Given records »
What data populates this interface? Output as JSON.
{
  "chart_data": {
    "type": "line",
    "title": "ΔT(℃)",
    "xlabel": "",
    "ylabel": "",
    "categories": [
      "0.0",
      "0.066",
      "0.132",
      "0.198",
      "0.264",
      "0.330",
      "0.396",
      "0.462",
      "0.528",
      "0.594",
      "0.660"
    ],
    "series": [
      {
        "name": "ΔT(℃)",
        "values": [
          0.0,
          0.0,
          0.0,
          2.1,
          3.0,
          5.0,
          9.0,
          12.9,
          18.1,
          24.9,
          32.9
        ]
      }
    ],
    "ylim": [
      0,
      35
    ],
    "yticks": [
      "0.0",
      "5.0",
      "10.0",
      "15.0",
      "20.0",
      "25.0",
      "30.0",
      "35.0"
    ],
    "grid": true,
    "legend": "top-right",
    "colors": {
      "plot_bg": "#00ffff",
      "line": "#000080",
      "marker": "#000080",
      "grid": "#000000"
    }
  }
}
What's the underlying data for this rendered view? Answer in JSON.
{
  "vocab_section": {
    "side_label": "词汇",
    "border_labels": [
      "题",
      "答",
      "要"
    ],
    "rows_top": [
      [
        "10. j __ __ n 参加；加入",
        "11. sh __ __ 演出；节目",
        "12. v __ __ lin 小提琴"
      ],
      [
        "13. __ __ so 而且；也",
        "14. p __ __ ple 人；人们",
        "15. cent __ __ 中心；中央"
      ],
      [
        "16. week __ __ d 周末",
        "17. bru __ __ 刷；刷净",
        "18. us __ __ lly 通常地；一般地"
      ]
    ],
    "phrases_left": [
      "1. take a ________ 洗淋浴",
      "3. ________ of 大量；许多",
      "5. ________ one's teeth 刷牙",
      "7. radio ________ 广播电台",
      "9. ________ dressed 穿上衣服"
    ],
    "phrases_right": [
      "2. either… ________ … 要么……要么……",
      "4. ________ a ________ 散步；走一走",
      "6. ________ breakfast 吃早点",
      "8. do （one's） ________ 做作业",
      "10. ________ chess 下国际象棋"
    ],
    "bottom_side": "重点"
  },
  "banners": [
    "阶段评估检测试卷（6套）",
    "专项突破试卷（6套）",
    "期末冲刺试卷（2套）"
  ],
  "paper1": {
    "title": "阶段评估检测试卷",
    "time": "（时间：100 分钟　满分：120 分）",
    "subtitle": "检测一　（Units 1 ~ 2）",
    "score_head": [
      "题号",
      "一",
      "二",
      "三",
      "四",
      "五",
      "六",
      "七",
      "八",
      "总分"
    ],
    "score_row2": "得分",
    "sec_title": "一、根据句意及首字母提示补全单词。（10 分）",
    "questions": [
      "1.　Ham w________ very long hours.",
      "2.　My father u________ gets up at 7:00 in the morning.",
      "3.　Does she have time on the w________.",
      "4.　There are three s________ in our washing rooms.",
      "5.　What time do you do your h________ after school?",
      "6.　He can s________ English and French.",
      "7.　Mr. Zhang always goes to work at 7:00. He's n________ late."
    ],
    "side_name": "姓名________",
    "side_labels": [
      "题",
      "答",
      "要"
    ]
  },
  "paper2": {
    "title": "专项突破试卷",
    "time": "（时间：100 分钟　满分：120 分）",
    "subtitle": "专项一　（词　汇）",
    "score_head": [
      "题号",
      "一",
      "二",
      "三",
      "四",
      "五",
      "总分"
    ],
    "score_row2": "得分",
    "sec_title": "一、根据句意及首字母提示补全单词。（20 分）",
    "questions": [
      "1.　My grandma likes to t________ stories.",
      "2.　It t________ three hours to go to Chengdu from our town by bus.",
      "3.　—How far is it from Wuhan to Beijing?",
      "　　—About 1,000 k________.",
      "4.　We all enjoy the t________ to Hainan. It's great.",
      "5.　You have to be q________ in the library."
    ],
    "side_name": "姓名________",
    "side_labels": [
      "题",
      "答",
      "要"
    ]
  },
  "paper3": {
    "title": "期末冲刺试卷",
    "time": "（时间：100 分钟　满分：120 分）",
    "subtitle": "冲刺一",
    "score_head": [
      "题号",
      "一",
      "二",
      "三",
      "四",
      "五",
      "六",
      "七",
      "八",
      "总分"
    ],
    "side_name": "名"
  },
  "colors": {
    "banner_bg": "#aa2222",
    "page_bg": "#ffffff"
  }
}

Task brief » Retype the data exactly as given.

Finished exercise »
What data populates this interface? Output as JSON.
{
  "chart_data": {
    "type": "line",
    "title": "ΔT(℃)",
    "xlabel": "",
    "ylabel": "",
    "categories": [
      "0.0",
      "0.066",
      "0.132",
      "0.198",
      "0.264",
      "0.330",
      "0.396",
      "0.462",
      "0.528",
      "0.594",
      "0.660"
    ],
    "series": [
      {
        "name": "ΔT(℃)",
        "values": [
          0.0,
          0.0,
          0.0,
          2.1,
          3.0,
          5.0,
          9.0,
          12.9,
          18.1,
          24.9,
          32.9
        ]
      }
    ],
    "ylim": [
      0,
      35
    ],
    "yticks": [
      "0.0",
      "5.0",
      "10.0",
      "15.0",
      "20.0",
      "25.0",
      "30.0",
      "35.0"
    ],
    "grid": true,
    "legend": "top-right",
    "colors": {
      "plot_bg": "#00ffff",
      "line": "#000080",
      "marker": "#000080",
      "grid": "#000000"
    }
  }
}
What's the underlying data for this rendered view? Answer in JSON.
{
  "vocab_section": {
    "side_label": "词汇",
    "border_labels": [
      "题",
      "答",
      "要"
    ],
    "rows_top": [
      [
        "10. j __ __ n 参加；加入",
        "11. sh __ __ 演出；节目",
        "12. v __ __ lin 小提琴"
      ],
      [
        "13. __ __ so 而且；也",
        "14. p __ __ ple 人；人们",
        "15. cent __ __ 中心；中央"
      ],
      [
        "16. week __ __ d 周末",
        "17. bru __ __ 刷；刷净",
        "18. us __ __ lly 通常地；一般地"
      ]
    ],
    "phrases_left": [
      "1. take a ________ 洗淋浴",
      "3. ________ of 大量；许多",
      "5. ________ one's teeth 刷牙",
      "7. radio ________ 广播电台",
      "9. ________ dressed 穿上衣服"
    ],
    "phrases_right": [
      "2. either… ________ … 要么……要么……",
      "4. ________ a ________ 散步；走一走",
      "6. ________ breakfast 吃早点",
      "8. do （one's） ________ 做作业",
      "10. ________ chess 下国际象棋"
    ],
    "bottom_side": "重点"
  },
  "banners": [
    "阶段评估检测试卷（6套）",
    "专项突破试卷（6套）",
    "期末冲刺试卷（2套）"
  ],
  "paper1": {
    "title": "阶段评估检测试卷",
    "time": "（时间：100 分钟　满分：120 分）",
    "subtitle": "检测一　（Units 1 ~ 2）",
    "score_head": [
      "题号",
      "一",
      "二",
      "三",
      "四",
      "五",
      "六",
      "七",
      "八",
      "总分"
    ],
    "score_row2": "得分",
    "sec_title": "一、根据句意及首字母提示补全单词。（10 分）",
    "questions": [
      "1.　Ham w________ very long hours.",
      "2.　My father u________ gets up at 7:00 in the morning.",
      "3.　Does she have time on the w________.",
      "4.　There are three s________ in our washing rooms.",
      "5.　What time do you do your h________ after school?",
      "6.　He can s________ English and French.",
      "7.　Mr. Zhang always goes to work at 7:00. He's n________ late."
    ],
    "side_name": "姓名________",
    "side_labels": [
      "题",
      "答",
      "要"
    ]
  },
  "paper2": {
    "title": "专项突破试卷",
    "time": "（时间：100 分钟　满分：120 分）",
    "subtitle": "专项一　（词　汇）",
    "score_head": [
      "题号",
      "一",
      "二",
      "三",
      "四",
      "五",
      "总分"
    ],
    "score_row2": "得分",
    "sec_title": "一、根据句意及首字母提示补全单词。（20 分）",
    "questions": [
      "1.　My grandma likes to t________ stories.",
      "2.　It t________ three hours to go to Chengdu from our town by bus.",
      "3.　—How far is it from Wuhan to Beijing?",
      "　　—About 1,000 k________.",
      "4.　We all enjoy the t________ to Hainan. It's great.",
      "5.　You have to be q________ in the library."
    ],
    "side_name": "姓名________",
    "side_labels": [
      "题",
      "答",
      "要"
    ]
  },
  "paper3": {
    "title": "期末冲刺试卷",
    "time": "（时间：100 分钟　满分：120 分）",
    "subtitle": "冲刺一",
    "score_head": [
      "题号",
      "一",
      "二",
      "三",
      "四",
      "五",
      "六",
      "七",
      "八",
      "总分"
    ],
    "side_name": "名"
  },
  "colors": {
    "banner_bg": "#aa2222",
    "page_bg": "#ffffff"
  }
}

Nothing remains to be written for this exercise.